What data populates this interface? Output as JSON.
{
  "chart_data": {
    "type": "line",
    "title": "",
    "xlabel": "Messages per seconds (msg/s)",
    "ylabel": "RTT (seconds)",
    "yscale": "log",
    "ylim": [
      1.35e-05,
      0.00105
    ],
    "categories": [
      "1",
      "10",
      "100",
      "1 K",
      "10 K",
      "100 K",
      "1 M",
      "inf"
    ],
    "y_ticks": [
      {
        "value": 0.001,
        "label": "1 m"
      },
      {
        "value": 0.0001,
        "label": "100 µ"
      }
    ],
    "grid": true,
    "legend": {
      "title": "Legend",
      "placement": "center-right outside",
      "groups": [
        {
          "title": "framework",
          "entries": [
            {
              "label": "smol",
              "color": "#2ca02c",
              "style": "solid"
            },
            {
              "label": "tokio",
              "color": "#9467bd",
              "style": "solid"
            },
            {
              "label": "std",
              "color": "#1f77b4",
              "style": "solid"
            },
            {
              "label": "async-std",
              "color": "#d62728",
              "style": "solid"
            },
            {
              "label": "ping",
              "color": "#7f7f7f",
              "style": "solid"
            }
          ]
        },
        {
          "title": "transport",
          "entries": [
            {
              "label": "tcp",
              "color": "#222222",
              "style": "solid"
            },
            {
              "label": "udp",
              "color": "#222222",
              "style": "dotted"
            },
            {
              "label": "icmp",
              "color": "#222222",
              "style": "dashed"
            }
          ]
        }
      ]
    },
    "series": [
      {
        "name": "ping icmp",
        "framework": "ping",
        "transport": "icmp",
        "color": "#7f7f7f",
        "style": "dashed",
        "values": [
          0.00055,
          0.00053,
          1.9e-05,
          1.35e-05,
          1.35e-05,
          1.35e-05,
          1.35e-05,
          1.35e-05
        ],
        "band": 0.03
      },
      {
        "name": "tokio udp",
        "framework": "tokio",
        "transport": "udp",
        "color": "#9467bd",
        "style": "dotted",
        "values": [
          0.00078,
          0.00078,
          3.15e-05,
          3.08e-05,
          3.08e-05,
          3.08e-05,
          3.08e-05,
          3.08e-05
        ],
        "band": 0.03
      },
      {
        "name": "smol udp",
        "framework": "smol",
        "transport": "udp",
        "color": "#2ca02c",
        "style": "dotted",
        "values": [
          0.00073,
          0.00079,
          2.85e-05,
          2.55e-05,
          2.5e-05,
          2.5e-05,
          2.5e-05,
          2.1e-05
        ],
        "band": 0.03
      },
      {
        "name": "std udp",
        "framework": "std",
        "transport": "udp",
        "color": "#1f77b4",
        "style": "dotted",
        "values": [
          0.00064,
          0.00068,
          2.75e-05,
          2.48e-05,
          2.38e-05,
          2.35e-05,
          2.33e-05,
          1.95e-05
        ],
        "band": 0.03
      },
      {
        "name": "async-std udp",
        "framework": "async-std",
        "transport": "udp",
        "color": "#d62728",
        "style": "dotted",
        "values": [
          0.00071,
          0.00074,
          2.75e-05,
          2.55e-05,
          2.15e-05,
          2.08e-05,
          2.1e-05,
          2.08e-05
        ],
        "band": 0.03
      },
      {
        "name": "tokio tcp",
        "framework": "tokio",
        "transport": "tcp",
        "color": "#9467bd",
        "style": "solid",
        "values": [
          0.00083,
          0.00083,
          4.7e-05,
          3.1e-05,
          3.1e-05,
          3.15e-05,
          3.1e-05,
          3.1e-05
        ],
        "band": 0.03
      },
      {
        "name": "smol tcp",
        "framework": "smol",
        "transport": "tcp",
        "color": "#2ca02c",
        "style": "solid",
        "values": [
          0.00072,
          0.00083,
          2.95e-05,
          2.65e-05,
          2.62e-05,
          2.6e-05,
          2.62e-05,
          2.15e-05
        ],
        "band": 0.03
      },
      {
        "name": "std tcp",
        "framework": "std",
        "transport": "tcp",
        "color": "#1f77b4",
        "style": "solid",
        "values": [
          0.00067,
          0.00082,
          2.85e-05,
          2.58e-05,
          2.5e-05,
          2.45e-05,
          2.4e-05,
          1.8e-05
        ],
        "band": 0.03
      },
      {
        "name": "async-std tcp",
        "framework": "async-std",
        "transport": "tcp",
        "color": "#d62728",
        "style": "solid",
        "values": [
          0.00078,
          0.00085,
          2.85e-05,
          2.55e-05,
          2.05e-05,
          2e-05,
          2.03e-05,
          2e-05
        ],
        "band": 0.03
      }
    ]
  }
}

What you are asked to do: Reproduce all of the data exactly as given.

The output:
What data populates this interface? Output as JSON.
{
  "chart_data": {
    "type": "line",
    "title": "",
    "xlabel": "Messages per seconds (msg/s)",
    "ylabel": "RTT (seconds)",
    "yscale": "log",
    "ylim": [
      1.35e-05,
      0.00105
    ],
    "categories": [
      "1",
      "10",
      "100",
      "1 K",
      "10 K",
      "100 K",
      "1 M",
      "inf"
    ],
    "y_ticks": [
      {
        "value": 0.001,
        "label": "1 m"
      },
      {
        "value": 0.0001,
        "label": "100 µ"
      }
    ],
    "grid": true,
    "legend": {
      "title": "Legend",
      "placement": "center-right outside",
      "groups": [
        {
          "title": "framework",
          "entries": [
            {
              "label": "smol",
              "color": "#2ca02c",
              "style": "solid"
            },
            {
              "label": "tokio",
              "color": "#9467bd",
              "style": "solid"
            },
            {
              "label": "std",
              "color": "#1f77b4",
              "style": "solid"
            },
            {
              "label": "async-std",
              "color": "#d62728",
              "style": "solid"
            },
            {
              "label": "ping",
              "color": "#7f7f7f",
              "style": "solid"
            }
          ]
        },
        {
          "title": "transport",
          "entries": [
            {
              "label": "tcp",
              "color": "#222222",
              "style": "solid"
            },
            {
              "label": "udp",
              "color": "#222222",
              "style": "dotted"
            },
            {
              "label": "icmp",
              "color": "#222222",
              "style": "dashed"
            }
          ]
        }
      ]
    },
    "series": [
      {
        "name": "ping icmp",
        "framework": "ping",
        "transport": "icmp",
        "color": "#7f7f7f",
        "style": "dashed",
        "values": [
          0.00055,
          0.00053,
          1.9e-05,
          1.35e-05,
          1.35e-05,
          1.35e-05,
          1.35e-05,
          1.35e-05
        ],
        "band": 0.03
      },
      {
        "name": "tokio udp",
        "framework": "tokio",
        "transport": "udp",
        "color": "#9467bd",
        "style": "dotted",
        "values": [
          0.00078,
          0.00078,
          3.15e-05,
          3.08e-05,
          3.08e-05,
          3.08e-05,
          3.08e-05,
          3.08e-05
        ],
        "band": 0.03
      },
      {
        "name": "smol udp",
        "framework": "smol",
        "transport": "udp",
        "color": "#2ca02c",
        "style": "dotted",
        "values": [
          0.00073,
          0.00079,
          2.85e-05,
          2.55e-05,
          2.5e-05,
          2.5e-05,
          2.5e-05,
          2.1e-05
        ],
        "band": 0.03
      },
      {
        "name": "std udp",
        "framework": "std",
        "transport": "udp",
        "color": "#1f77b4",
        "style": "dotted",
        "values": [
          0.00064,
          0.00068,
          2.75e-05,
          2.48e-05,
          2.38e-05,
          2.35e-05,
          2.33e-05,
          1.95e-05
        ],
        "band": 0.03
      },
      {
        "name": "async-std udp",
        "framework": "async-std",
        "transport": "udp",
        "color": "#d62728",
        "style": "dotted",
        "values": [
          0.00071,
          0.00074,
          2.75e-05,
          2.55e-05,
          2.15e-05,
          2.08e-05,
          2.1e-05,
          2.08e-05
        ],
        "band": 0.03
      },
      {
        "name": "tokio tcp",
        "framework": "tokio",
        "transport": "tcp",
        "color": "#9467bd",
        "style": "solid",
        "values": [
          0.00083,
          0.00083,
          4.7e-05,
          3.1e-05,
          3.1e-05,
          3.15e-05,
          3.1e-05,
          3.1e-05
        ],
        "band": 0.03
      },
      {
        "name": "smol tcp",
        "framework": "smol",
        "transport": "tcp",
        "color": "#2ca02c",
        "style": "solid",
        "values": [
          0.00072,
          0.00083,
          2.95e-05,
          2.65e-05,
          2.62e-05,
          2.6e-05,
          2.62e-05,
          2.15e-05
        ],
        "band": 0.03
      },
      {
        "name": "std tcp",
        "framework": "std",
        "transport": "tcp",
        "color": "#1f77b4",
        "style": "solid",
        "values": [
          0.00067,
          0.00082,
          2.85e-05,
          2.58e-05,
          2.5e-05,
          2.45e-05,
          2.4e-05,
          1.8e-05
        ],
        "band": 0.03
      },
      {
        "name": "async-std tcp",
        "framework": "async-std",
        "transport": "tcp",
        "color": "#d62728",
        "style": "solid",
        "values": [
          0.00078,
          0.00085,
          2.85e-05,
          2.55e-05,
          2.05e-05,
          2e-05,
          2.03e-05,
          2e-05
        ],
        "band": 0.03
      }
    ]
  }
}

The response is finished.